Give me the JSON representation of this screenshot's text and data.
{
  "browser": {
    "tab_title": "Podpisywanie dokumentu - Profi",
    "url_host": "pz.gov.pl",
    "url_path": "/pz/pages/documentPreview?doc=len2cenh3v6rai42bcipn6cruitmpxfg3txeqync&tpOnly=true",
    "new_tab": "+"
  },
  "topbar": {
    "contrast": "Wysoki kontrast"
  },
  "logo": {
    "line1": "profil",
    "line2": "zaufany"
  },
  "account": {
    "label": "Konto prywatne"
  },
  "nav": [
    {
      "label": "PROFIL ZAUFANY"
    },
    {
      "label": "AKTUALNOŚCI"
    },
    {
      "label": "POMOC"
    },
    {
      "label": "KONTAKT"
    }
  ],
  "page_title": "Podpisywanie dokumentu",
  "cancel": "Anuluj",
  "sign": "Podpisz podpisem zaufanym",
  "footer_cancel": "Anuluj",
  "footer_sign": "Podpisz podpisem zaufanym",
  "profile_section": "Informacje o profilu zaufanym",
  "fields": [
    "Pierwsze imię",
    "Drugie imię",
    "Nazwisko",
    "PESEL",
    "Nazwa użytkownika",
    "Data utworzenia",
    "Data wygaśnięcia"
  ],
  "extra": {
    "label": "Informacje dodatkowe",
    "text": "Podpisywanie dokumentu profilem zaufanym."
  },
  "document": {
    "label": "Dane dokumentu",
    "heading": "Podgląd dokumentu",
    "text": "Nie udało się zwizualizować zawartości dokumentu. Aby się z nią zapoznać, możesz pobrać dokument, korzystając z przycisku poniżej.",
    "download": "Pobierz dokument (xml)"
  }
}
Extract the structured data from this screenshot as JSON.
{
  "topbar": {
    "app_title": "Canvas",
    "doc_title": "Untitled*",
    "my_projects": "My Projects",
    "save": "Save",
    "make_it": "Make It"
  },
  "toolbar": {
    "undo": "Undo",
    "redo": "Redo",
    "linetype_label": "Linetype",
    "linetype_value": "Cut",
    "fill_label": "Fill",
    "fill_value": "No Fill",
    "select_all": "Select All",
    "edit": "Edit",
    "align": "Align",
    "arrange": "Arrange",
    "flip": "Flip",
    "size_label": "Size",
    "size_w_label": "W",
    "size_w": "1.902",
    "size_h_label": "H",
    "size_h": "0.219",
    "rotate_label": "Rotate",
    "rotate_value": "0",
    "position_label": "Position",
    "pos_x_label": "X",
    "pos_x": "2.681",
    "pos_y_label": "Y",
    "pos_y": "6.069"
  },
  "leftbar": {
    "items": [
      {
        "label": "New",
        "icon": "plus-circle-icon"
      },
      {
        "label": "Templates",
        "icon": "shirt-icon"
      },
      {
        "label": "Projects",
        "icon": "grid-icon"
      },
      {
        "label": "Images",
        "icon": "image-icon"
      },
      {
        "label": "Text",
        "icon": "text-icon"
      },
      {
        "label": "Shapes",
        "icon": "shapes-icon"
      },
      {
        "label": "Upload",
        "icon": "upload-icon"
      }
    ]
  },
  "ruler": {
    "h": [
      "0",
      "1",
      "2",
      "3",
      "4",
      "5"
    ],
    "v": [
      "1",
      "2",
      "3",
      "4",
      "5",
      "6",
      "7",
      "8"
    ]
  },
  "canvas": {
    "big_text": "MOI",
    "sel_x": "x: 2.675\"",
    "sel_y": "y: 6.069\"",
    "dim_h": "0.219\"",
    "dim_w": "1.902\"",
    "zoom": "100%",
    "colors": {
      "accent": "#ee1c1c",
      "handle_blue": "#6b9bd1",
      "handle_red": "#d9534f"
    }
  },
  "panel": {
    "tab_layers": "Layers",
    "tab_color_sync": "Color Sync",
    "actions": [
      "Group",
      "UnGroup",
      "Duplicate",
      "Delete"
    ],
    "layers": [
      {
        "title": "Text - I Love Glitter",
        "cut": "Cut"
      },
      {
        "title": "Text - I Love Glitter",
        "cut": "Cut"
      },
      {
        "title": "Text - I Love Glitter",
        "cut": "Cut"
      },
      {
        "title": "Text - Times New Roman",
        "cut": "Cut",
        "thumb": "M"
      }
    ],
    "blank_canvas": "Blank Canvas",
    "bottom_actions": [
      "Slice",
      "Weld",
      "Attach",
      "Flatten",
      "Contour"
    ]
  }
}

-------------------------

» Request
Return all of the data exactly as it reads.

» Result
Give me the JSON representation of this screenshot's text and data.
{
  "browser": {
    "tab_title": "Podpisywanie dokumentu - Profi",
    "url_host": "pz.gov.pl",
    "url_path": "/pz/pages/documentPreview?doc=len2cenh3v6rai42bcipn6cruitmpxfg3txeqync&tpOnly=true",
    "new_tab": "+"
  },
  "topbar": {
    "contrast": "Wysoki kontrast"
  },
  "logo": {
    "line1": "profil",
    "line2": "zaufany"
  },
  "account": {
    "label": "Konto prywatne"
  },
  "nav": [
    {
      "label": "PROFIL ZAUFANY"
    },
    {
      "label": "AKTUALNOŚCI"
    },
    {
      "label": "POMOC"
    },
    {
      "label": "KONTAKT"
    }
  ],
  "page_title": "Podpisywanie dokumentu",
  "cancel": "Anuluj",
  "sign": "Podpisz podpisem zaufanym",
  "footer_cancel": "Anuluj",
  "footer_sign": "Podpisz podpisem zaufanym",
  "profile_section": "Informacje o profilu zaufanym",
  "fields": [
    "Pierwsze imię",
    "Drugie imię",
    "Nazwisko",
    "PESEL",
    "Nazwa użytkownika",
    "Data utworzenia",
    "Data wygaśnięcia"
  ],
  "extra": {
    "label": "Informacje dodatkowe",
    "text": "Podpisywanie dokumentu profilem zaufanym."
  },
  "document": {
    "label": "Dane dokumentu",
    "heading": "Podgląd dokumentu",
    "text": "Nie udało się zwizualizować zawartości dokumentu. Aby się z nią zapoznać, możesz pobrać dokument, korzystając z przycisku poniżej.",
    "download": "Pobierz dokument (xml)"
  }
}
Extract the structured data from this screenshot as JSON.
{
  "topbar": {
    "app_title": "Canvas",
    "doc_title": "Untitled*",
    "my_projects": "My Projects",
    "save": "Save",
    "make_it": "Make It"
  },
  "toolbar": {
    "undo": "Undo",
    "redo": "Redo",
    "linetype_label": "Linetype",
    "linetype_value": "Cut",
    "fill_label": "Fill",
    "fill_value": "No Fill",
    "select_all": "Select All",
    "edit": "Edit",
    "align": "Align",
    "arrange": "Arrange",
    "flip": "Flip",
    "size_label": "Size",
    "size_w_label": "W",
    "size_w": "1.902",
    "size_h_label": "H",
    "size_h": "0.219",
    "rotate_label": "Rotate",
    "rotate_value": "0",
    "position_label": "Position",
    "pos_x_label": "X",
    "pos_x": "2.681",
    "pos_y_label": "Y",
    "pos_y": "6.069"
  },
  "leftbar": {
    "items": [
      {
        "label": "New",
        "icon": "plus-circle-icon"
      },
      {
        "label": "Templates",
        "icon": "shirt-icon"
      },
      {
        "label": "Projects",
        "icon": "grid-icon"
      },
      {
        "label": "Images",
        "icon": "image-icon"
      },
      {
        "label": "Text",
        "icon": "text-icon"
      },
      {
        "label": "Shapes",
        "icon": "shapes-icon"
      },
      {
        "label": "Upload",
        "icon": "upload-icon"
      }
    ]
  },
  "ruler": {
    "h": [
      "0",
      "1",
      "2",
      "3",
      "4",
      "5"
    ],
    "v": [
      "1",
      "2",
      "3",
      "4",
      "5",
      "6",
      "7",
      "8"
    ]
  },
  "canvas": {
    "big_text": "MOI",
    "sel_x": "x: 2.675\"",
    "sel_y": "y: 6.069\"",
    "dim_h": "0.219\"",
    "dim_w": "1.902\"",
    "zoom": "100%",
    "colors": {
      "accent": "#ee1c1c",
      "handle_blue": "#6b9bd1",
      "handle_red": "#d9534f"
    }
  },
  "panel": {
    "tab_layers": "Layers",
    "tab_color_sync": "Color Sync",
    "actions": [
      "Group",
      "UnGroup",
      "Duplicate",
      "Delete"
    ],
    "layers": [
      {
        "title": "Text - I Love Glitter",
        "cut": "Cut"
      },
      {
        "title": "Text - I Love Glitter",
        "cut": "Cut"
      },
      {
        "title": "Text - I Love Glitter",
        "cut": "Cut"
      },
      {
        "title": "Text - Times New Roman",
        "cut": "Cut",
        "thumb": "M"
      }
    ],
    "blank_canvas": "Blank Canvas",
    "bottom_actions": [
      "Slice",
      "Weld",
      "Attach",
      "Flatten",
      "Contour"
    ]
  }
}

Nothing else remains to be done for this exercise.